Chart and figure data
# # # # #

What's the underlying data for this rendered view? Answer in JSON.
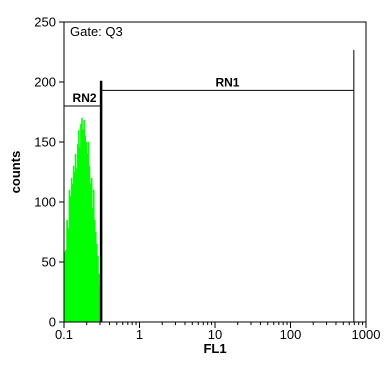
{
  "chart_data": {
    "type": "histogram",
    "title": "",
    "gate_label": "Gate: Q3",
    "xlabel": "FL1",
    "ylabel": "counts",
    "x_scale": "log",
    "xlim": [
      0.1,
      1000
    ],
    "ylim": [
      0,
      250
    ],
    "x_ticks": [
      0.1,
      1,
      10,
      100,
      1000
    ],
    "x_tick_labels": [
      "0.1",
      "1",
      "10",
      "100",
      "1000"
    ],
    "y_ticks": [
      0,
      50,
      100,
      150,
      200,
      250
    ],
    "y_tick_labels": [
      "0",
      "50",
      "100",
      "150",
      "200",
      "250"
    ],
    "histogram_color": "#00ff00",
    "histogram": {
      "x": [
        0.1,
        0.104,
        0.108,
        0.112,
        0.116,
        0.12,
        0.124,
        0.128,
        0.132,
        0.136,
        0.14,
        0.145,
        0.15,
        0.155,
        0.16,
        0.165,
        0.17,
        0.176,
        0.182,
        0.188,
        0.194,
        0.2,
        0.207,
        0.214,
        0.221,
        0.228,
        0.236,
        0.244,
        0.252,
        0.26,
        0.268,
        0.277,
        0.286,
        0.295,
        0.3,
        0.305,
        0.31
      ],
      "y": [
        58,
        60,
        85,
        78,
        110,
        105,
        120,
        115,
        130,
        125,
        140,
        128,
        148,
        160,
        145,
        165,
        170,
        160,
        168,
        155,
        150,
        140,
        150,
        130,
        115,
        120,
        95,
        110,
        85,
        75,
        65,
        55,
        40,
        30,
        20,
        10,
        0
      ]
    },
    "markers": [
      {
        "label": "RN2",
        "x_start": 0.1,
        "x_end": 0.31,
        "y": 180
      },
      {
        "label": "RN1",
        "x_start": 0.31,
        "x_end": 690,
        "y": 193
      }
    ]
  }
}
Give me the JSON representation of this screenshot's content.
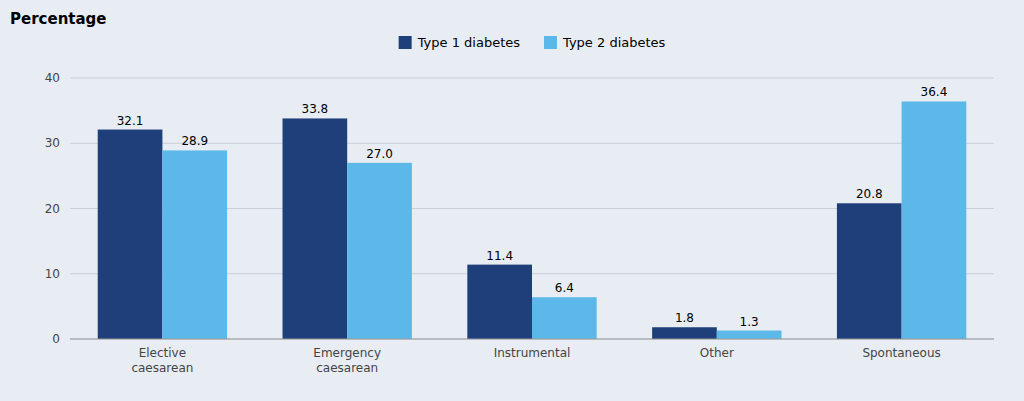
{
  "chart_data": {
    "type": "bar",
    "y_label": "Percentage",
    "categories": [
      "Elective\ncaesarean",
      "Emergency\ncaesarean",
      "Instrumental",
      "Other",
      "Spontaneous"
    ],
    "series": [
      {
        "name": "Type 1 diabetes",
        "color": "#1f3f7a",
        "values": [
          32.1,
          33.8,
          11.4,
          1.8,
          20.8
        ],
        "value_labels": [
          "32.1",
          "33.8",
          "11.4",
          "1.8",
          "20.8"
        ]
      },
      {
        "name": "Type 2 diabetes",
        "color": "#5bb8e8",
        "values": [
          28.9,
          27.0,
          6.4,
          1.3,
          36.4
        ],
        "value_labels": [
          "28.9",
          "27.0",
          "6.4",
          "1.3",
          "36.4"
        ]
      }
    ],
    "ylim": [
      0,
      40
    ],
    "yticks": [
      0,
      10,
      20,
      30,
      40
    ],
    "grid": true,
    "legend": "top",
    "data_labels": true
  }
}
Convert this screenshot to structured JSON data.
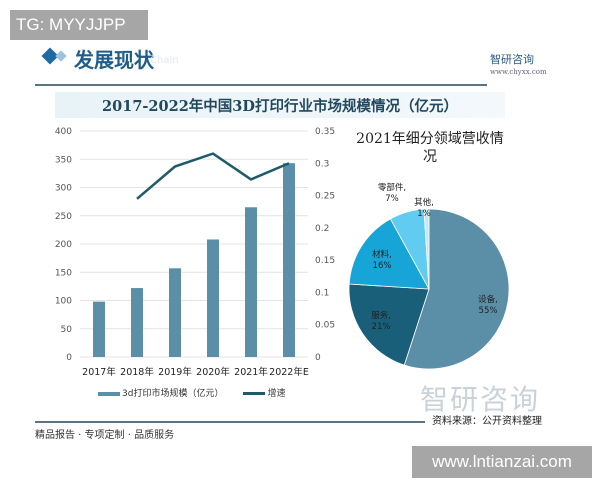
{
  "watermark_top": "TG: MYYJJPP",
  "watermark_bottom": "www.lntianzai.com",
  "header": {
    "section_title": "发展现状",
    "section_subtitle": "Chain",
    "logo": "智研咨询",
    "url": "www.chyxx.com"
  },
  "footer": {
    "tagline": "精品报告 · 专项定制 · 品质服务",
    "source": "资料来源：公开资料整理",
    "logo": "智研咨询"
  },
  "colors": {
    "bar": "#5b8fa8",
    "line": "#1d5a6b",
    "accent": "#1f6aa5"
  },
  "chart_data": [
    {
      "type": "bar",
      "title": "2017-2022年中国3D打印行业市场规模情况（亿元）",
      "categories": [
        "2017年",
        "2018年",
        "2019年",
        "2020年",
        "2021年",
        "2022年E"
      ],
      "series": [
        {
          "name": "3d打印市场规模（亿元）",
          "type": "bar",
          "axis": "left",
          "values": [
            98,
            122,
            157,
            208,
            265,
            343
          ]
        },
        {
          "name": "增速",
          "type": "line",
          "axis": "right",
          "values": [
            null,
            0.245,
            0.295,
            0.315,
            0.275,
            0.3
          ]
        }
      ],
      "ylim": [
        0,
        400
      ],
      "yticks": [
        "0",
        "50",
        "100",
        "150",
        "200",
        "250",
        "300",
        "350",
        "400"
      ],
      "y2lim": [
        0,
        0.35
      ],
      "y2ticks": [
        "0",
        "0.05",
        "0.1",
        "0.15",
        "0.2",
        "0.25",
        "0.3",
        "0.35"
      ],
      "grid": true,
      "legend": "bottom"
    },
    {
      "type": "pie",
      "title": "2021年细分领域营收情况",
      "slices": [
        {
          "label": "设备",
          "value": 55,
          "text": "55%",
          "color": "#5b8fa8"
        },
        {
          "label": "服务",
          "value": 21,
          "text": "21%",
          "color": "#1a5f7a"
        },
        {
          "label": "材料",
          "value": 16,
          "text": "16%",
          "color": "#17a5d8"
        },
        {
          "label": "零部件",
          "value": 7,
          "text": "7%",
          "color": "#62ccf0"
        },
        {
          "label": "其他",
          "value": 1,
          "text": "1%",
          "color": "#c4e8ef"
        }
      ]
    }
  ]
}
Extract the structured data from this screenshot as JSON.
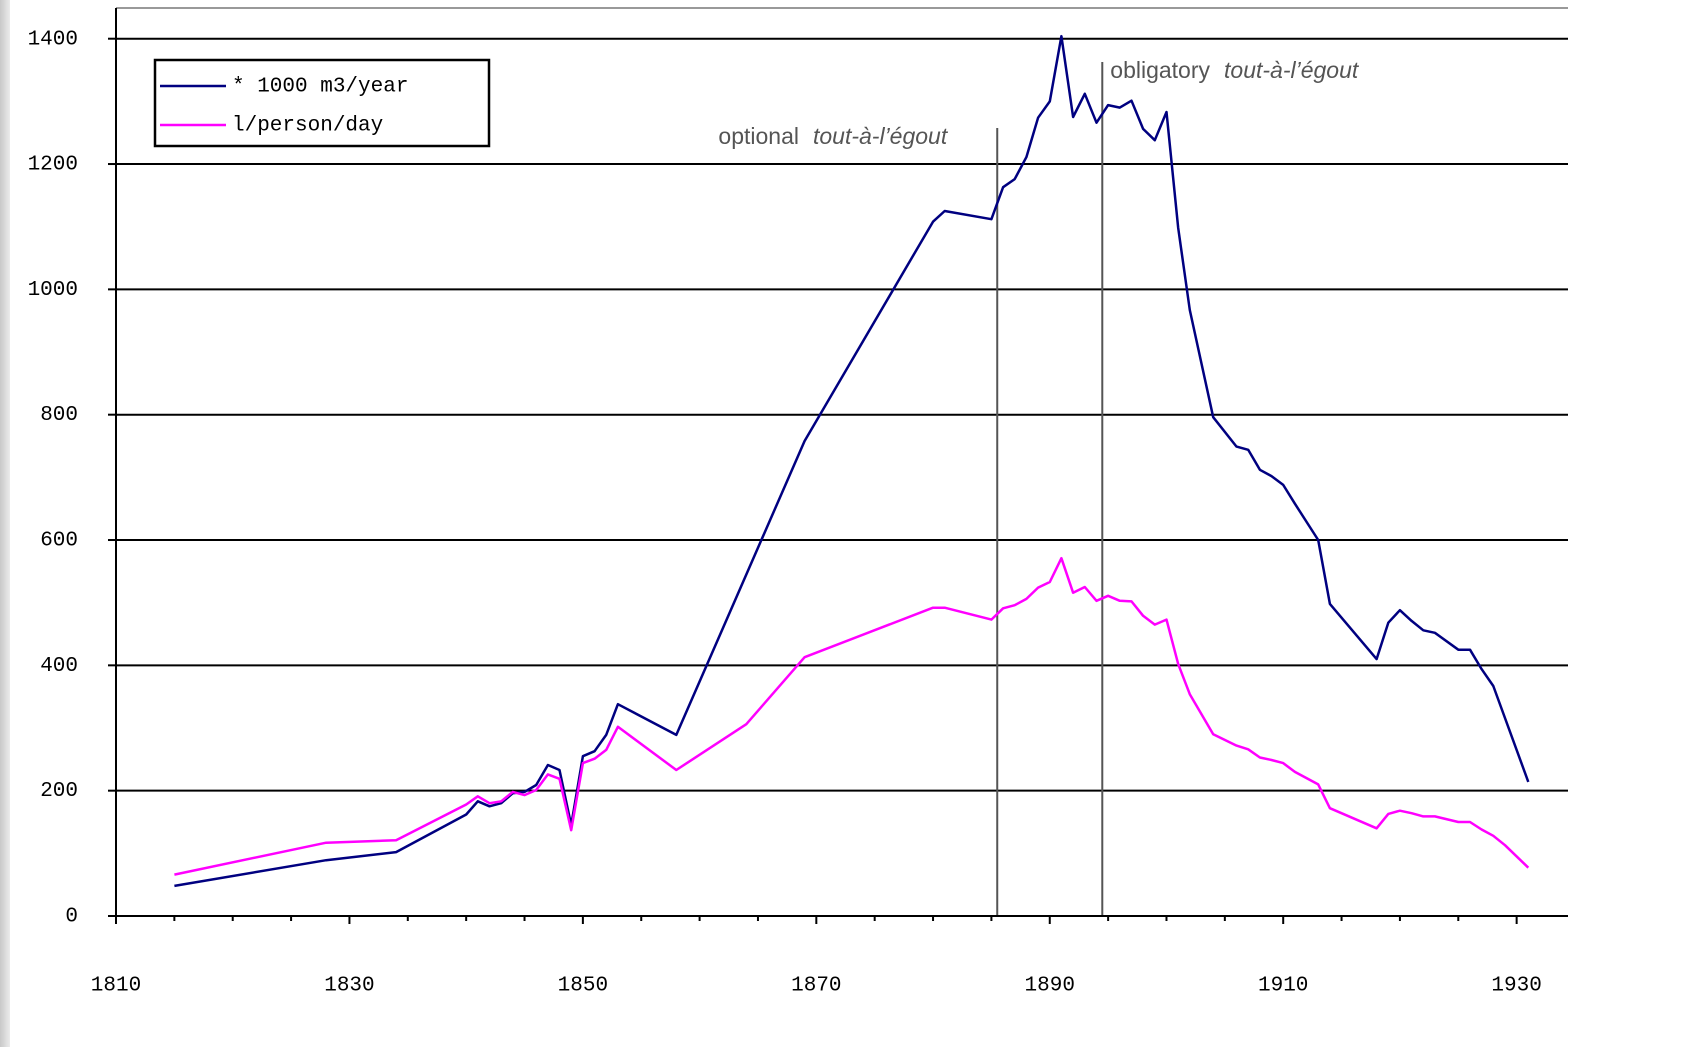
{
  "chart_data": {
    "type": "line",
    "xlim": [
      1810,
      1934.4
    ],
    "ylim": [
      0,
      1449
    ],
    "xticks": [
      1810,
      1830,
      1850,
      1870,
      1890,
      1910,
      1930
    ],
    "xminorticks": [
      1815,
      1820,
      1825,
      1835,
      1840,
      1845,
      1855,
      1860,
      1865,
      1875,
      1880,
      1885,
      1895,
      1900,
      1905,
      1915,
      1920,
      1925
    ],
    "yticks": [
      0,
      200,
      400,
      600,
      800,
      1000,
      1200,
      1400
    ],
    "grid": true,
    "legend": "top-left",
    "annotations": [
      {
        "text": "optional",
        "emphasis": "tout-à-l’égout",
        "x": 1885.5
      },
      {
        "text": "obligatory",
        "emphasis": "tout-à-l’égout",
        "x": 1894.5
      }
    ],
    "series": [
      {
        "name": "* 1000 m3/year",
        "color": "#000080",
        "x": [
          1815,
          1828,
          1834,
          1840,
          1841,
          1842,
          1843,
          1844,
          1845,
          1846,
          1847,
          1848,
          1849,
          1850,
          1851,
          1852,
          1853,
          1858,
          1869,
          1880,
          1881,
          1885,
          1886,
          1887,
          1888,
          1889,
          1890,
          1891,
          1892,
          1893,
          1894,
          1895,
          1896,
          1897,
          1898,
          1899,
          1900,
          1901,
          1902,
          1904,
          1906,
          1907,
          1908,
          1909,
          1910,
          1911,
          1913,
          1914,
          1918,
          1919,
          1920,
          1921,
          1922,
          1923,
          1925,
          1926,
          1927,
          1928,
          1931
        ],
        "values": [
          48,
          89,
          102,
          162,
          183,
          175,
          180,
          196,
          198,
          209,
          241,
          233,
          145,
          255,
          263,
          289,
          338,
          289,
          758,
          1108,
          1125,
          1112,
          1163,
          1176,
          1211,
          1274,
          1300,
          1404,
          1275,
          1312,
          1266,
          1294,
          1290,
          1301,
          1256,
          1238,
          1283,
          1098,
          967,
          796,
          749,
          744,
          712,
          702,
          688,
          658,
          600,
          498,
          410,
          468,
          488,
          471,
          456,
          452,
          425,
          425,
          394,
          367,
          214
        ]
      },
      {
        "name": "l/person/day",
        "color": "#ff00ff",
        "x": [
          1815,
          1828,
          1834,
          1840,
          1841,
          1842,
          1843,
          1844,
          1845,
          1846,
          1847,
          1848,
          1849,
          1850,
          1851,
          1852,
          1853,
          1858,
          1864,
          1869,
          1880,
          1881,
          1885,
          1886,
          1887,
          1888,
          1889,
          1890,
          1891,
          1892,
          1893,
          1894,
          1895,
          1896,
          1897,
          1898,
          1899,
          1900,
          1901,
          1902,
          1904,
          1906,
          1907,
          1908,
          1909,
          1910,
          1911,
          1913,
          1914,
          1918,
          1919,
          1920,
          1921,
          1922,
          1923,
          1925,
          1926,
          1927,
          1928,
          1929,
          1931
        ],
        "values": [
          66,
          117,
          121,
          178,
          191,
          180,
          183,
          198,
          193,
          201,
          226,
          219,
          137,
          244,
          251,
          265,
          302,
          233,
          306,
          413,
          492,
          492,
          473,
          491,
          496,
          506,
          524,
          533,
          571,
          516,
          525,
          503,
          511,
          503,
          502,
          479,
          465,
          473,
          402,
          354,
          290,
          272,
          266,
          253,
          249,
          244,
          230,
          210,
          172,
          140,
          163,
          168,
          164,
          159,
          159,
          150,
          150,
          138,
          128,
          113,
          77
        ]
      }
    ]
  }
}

# # # # #

The task:
In the records, locate each line holding the string "legend" and copy it.

Response to the exercise:
    "legend": "top",
      "legend": "bottom"
    "legend": "top-left",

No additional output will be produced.